◆ Your instructions
Write out the records below word for word, please.

◆ Available records

--- START ---

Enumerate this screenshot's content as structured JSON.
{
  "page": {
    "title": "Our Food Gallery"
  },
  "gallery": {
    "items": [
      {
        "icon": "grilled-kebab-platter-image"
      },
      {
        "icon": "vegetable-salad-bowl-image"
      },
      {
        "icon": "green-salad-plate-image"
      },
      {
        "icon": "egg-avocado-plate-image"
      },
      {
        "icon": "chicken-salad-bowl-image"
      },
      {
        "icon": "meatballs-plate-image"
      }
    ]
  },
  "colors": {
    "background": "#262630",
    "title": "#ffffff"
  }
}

--- END ---

◆ Reply
Enumerate this screenshot's content as structured JSON.
{
  "page": {
    "title": "Our Food Gallery"
  },
  "gallery": {
    "items": [
      {
        "icon": "grilled-kebab-platter-image"
      },
      {
        "icon": "vegetable-salad-bowl-image"
      },
      {
        "icon": "green-salad-plate-image"
      },
      {
        "icon": "egg-avocado-plate-image"
      },
      {
        "icon": "chicken-salad-bowl-image"
      },
      {
        "icon": "meatballs-plate-image"
      }
    ]
  },
  "colors": {
    "background": "#262630",
    "title": "#ffffff"
  }
}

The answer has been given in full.